* BEGIN *
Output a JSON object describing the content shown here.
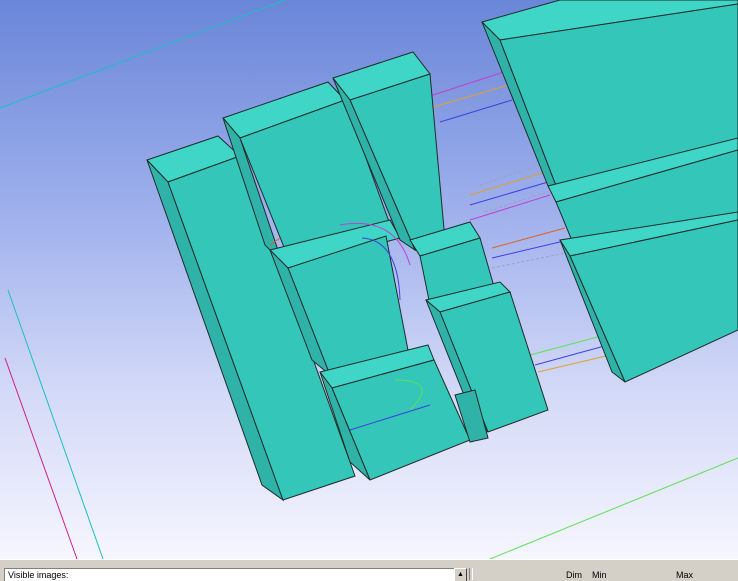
{
  "bottom_panel": {
    "visible_images_label": "Visible images:",
    "scroll_up_glyph": "▲",
    "columns": {
      "dim": "Dim",
      "min": "Min",
      "max": "Max"
    }
  },
  "viewport": {
    "background_top": "#6a86d8",
    "background_bottom": "#f6f6fe",
    "solid_fill": "#33c6b9",
    "solid_edge": "#1f2b2a"
  }
}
* END *
Every record must be copied exactly, with images dropped from the result.

Output a JSON object describing the content shown here.
{
  "bottom_panel": {
    "visible_images_label": "Visible images:",
    "scroll_up_glyph": "▲",
    "columns": {
      "dim": "Dim",
      "min": "Min",
      "max": "Max"
    }
  },
  "viewport": {
    "background_top": "#6a86d8",
    "background_bottom": "#f6f6fe",
    "solid_fill": "#33c6b9",
    "solid_edge": "#1f2b2a"
  }
}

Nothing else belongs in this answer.